• [Exercise]
Repeat the listing below in full, exactly as it stands.

[START OF Given entries]

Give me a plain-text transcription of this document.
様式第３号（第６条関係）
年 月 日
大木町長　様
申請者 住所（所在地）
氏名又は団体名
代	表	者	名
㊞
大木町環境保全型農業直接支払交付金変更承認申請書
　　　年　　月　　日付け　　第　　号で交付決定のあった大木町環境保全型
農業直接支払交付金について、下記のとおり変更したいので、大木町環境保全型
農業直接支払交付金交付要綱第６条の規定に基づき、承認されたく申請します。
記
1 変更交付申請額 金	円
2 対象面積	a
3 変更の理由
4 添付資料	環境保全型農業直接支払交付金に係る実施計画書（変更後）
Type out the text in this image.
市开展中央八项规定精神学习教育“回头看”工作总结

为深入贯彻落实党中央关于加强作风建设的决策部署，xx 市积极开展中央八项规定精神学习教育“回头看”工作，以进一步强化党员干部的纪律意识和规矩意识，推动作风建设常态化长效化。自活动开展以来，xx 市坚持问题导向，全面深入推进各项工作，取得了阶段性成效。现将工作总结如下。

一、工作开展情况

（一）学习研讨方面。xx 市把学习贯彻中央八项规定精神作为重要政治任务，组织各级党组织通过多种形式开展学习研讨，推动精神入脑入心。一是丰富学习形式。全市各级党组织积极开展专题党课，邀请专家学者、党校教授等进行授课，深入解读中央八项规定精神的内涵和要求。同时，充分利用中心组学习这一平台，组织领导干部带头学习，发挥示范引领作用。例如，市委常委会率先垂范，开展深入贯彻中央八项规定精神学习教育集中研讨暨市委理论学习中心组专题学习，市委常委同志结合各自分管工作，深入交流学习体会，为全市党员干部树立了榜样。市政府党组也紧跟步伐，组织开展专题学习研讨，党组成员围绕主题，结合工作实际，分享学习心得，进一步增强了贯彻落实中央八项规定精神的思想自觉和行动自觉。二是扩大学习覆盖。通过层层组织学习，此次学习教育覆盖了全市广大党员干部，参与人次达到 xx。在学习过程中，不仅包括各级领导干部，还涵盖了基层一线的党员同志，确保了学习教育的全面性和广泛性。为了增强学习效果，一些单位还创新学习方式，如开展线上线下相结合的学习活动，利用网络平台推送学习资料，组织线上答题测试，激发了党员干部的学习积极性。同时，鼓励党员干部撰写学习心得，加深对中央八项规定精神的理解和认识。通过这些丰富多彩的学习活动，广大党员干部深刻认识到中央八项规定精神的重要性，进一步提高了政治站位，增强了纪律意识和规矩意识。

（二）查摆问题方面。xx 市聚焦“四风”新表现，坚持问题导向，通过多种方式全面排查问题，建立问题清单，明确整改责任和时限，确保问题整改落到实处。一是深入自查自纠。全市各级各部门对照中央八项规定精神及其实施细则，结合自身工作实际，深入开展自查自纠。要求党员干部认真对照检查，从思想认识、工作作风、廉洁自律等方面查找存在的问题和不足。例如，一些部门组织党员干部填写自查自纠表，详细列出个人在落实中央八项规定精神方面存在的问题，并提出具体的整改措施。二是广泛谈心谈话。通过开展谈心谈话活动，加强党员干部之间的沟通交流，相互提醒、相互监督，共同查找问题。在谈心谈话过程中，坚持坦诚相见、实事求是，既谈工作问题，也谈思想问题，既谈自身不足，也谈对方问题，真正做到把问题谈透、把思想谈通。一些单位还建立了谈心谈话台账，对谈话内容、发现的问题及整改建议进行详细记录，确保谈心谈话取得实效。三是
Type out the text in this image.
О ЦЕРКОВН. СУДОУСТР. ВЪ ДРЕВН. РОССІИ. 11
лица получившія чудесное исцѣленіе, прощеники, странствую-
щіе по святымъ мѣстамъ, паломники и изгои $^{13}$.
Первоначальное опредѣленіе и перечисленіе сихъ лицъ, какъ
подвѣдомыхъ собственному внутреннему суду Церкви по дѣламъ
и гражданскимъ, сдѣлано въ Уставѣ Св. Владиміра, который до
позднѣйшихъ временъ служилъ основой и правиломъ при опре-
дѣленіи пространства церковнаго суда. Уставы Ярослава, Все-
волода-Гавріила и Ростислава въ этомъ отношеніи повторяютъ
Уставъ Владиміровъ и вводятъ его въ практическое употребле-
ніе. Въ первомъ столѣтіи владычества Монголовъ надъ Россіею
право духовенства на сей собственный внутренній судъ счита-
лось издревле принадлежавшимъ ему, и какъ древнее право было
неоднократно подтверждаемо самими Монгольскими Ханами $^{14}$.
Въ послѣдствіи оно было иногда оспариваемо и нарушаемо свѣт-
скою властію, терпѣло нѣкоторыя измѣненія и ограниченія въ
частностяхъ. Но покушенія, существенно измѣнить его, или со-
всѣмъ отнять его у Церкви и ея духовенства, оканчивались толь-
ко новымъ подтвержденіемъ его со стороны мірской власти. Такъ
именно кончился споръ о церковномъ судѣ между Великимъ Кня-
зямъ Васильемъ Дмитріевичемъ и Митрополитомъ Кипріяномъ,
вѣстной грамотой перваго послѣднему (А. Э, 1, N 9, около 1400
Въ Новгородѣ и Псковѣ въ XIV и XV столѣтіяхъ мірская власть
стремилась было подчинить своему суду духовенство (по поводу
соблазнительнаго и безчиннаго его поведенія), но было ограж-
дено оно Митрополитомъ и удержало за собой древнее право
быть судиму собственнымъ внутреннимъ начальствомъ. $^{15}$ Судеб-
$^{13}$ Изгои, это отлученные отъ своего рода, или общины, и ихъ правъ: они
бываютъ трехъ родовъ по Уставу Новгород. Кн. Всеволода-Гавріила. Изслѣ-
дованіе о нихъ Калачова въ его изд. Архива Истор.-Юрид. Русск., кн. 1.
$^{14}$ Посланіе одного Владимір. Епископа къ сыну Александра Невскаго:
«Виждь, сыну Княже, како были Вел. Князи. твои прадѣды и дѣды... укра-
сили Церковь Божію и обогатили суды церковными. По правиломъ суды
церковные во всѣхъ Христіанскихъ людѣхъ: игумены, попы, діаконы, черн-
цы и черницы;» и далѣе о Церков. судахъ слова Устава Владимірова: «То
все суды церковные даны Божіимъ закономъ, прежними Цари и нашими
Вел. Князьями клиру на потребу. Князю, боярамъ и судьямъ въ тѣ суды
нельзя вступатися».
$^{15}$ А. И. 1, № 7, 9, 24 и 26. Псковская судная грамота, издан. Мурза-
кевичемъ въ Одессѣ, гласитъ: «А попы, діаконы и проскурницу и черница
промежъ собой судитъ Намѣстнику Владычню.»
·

[END OF Given entries]

• [Full solution]
Give me a plain-text transcription of this document.
様式第３号（第６条関係）
年 月 日
大木町長　様
申請者 住所（所在地）
氏名又は団体名
代	表	者	名
㊞
大木町環境保全型農業直接支払交付金変更承認申請書
　　　年　　月　　日付け　　第　　号で交付決定のあった大木町環境保全型
農業直接支払交付金について、下記のとおり変更したいので、大木町環境保全型
農業直接支払交付金交付要綱第６条の規定に基づき、承認されたく申請します。
記
1 変更交付申請額 金	円
2 対象面積	a
3 変更の理由
4 添付資料	環境保全型農業直接支払交付金に係る実施計画書（変更後）
Type out the text in this image.
市开展中央八项规定精神学习教育“回头看”工作总结

为深入贯彻落实党中央关于加强作风建设的决策部署，xx 市积极开展中央八项规定精神学习教育“回头看”工作，以进一步强化党员干部的纪律意识和规矩意识，推动作风建设常态化长效化。自活动开展以来，xx 市坚持问题导向，全面深入推进各项工作，取得了阶段性成效。现将工作总结如下。

一、工作开展情况

（一）学习研讨方面。xx 市把学习贯彻中央八项规定精神作为重要政治任务，组织各级党组织通过多种形式开展学习研讨，推动精神入脑入心。一是丰富学习形式。全市各级党组织积极开展专题党课，邀请专家学者、党校教授等进行授课，深入解读中央八项规定精神的内涵和要求。同时，充分利用中心组学习这一平台，组织领导干部带头学习，发挥示范引领作用。例如，市委常委会率先垂范，开展深入贯彻中央八项规定精神学习教育集中研讨暨市委理论学习中心组专题学习，市委常委同志结合各自分管工作，深入交流学习体会，为全市党员干部树立了榜样。市政府党组也紧跟步伐，组织开展专题学习研讨，党组成员围绕主题，结合工作实际，分享学习心得，进一步增强了贯彻落实中央八项规定精神的思想自觉和行动自觉。二是扩大学习覆盖。通过层层组织学习，此次学习教育覆盖了全市广大党员干部，参与人次达到 xx。在学习过程中，不仅包括各级领导干部，还涵盖了基层一线的党员同志，确保了学习教育的全面性和广泛性。为了增强学习效果，一些单位还创新学习方式，如开展线上线下相结合的学习活动，利用网络平台推送学习资料，组织线上答题测试，激发了党员干部的学习积极性。同时，鼓励党员干部撰写学习心得，加深对中央八项规定精神的理解和认识。通过这些丰富多彩的学习活动，广大党员干部深刻认识到中央八项规定精神的重要性，进一步提高了政治站位，增强了纪律意识和规矩意识。

（二）查摆问题方面。xx 市聚焦“四风”新表现，坚持问题导向，通过多种方式全面排查问题，建立问题清单，明确整改责任和时限，确保问题整改落到实处。一是深入自查自纠。全市各级各部门对照中央八项规定精神及其实施细则，结合自身工作实际，深入开展自查自纠。要求党员干部认真对照检查，从思想认识、工作作风、廉洁自律等方面查找存在的问题和不足。例如，一些部门组织党员干部填写自查自纠表，详细列出个人在落实中央八项规定精神方面存在的问题，并提出具体的整改措施。二是广泛谈心谈话。通过开展谈心谈话活动，加强党员干部之间的沟通交流，相互提醒、相互监督，共同查找问题。在谈心谈话过程中，坚持坦诚相见、实事求是，既谈工作问题，也谈思想问题，既谈自身不足，也谈对方问题，真正做到把问题谈透、把思想谈通。一些单位还建立了谈心谈话台账，对谈话内容、发现的问题及整改建议进行详细记录，确保谈心谈话取得实效。三是
Type out the text in this image.
О ЦЕРКОВН. СУДОУСТР. ВЪ ДРЕВН. РОССІИ. 11
лица получившія чудесное исцѣленіе, прощеники, странствую-
щіе по святымъ мѣстамъ, паломники и изгои $^{13}$.
Первоначальное опредѣленіе и перечисленіе сихъ лицъ, какъ
подвѣдомыхъ собственному внутреннему суду Церкви по дѣламъ
и гражданскимъ, сдѣлано въ Уставѣ Св. Владиміра, который до
позднѣйшихъ временъ служилъ основой и правиломъ при опре-
дѣленіи пространства церковнаго суда. Уставы Ярослава, Все-
волода-Гавріила и Ростислава въ этомъ отношеніи повторяютъ
Уставъ Владиміровъ и вводятъ его въ практическое употребле-
ніе. Въ первомъ столѣтіи владычества Монголовъ надъ Россіею
право духовенства на сей собственный внутренній судъ счита-
лось издревле принадлежавшимъ ему, и какъ древнее право было
неоднократно подтверждаемо самими Монгольскими Ханами $^{14}$.
Въ послѣдствіи оно было иногда оспариваемо и нарушаемо свѣт-
скою властію, терпѣло нѣкоторыя измѣненія и ограниченія въ
частностяхъ. Но покушенія, существенно измѣнить его, или со-
всѣмъ отнять его у Церкви и ея духовенства, оканчивались толь-
ко новымъ подтвержденіемъ его со стороны мірской власти. Такъ
именно кончился споръ о церковномъ судѣ между Великимъ Кня-
зямъ Васильемъ Дмитріевичемъ и Митрополитомъ Кипріяномъ,
вѣстной грамотой перваго послѣднему (А. Э, 1, N 9, около 1400
Въ Новгородѣ и Псковѣ въ XIV и XV столѣтіяхъ мірская власть
стремилась было подчинить своему суду духовенство (по поводу
соблазнительнаго и безчиннаго его поведенія), но было ограж-
дено оно Митрополитомъ и удержало за собой древнее право
быть судиму собственнымъ внутреннимъ начальствомъ. $^{15}$ Судеб-
$^{13}$ Изгои, это отлученные отъ своего рода, или общины, и ихъ правъ: они
бываютъ трехъ родовъ по Уставу Новгород. Кн. Всеволода-Гавріила. Изслѣ-
дованіе о нихъ Калачова въ его изд. Архива Истор.-Юрид. Русск., кн. 1.
$^{14}$ Посланіе одного Владимір. Епископа къ сыну Александра Невскаго:
«Виждь, сыну Княже, како были Вел. Князи. твои прадѣды и дѣды... укра-
сили Церковь Божію и обогатили суды церковными. По правиломъ суды
церковные во всѣхъ Христіанскихъ людѣхъ: игумены, попы, діаконы, черн-
цы и черницы;» и далѣе о Церков. судахъ слова Устава Владимірова: «То
все суды церковные даны Божіимъ закономъ, прежними Цари и нашими
Вел. Князьями клиру на потребу. Князю, боярамъ и судьямъ въ тѣ суды
нельзя вступатися».
$^{15}$ А. И. 1, № 7, 9, 24 и 26. Псковская судная грамота, издан. Мурза-
кевичемъ въ Одессѣ, гласитъ: «А попы, діаконы и проскурницу и черница
промежъ собой судитъ Намѣстнику Владычню.»
·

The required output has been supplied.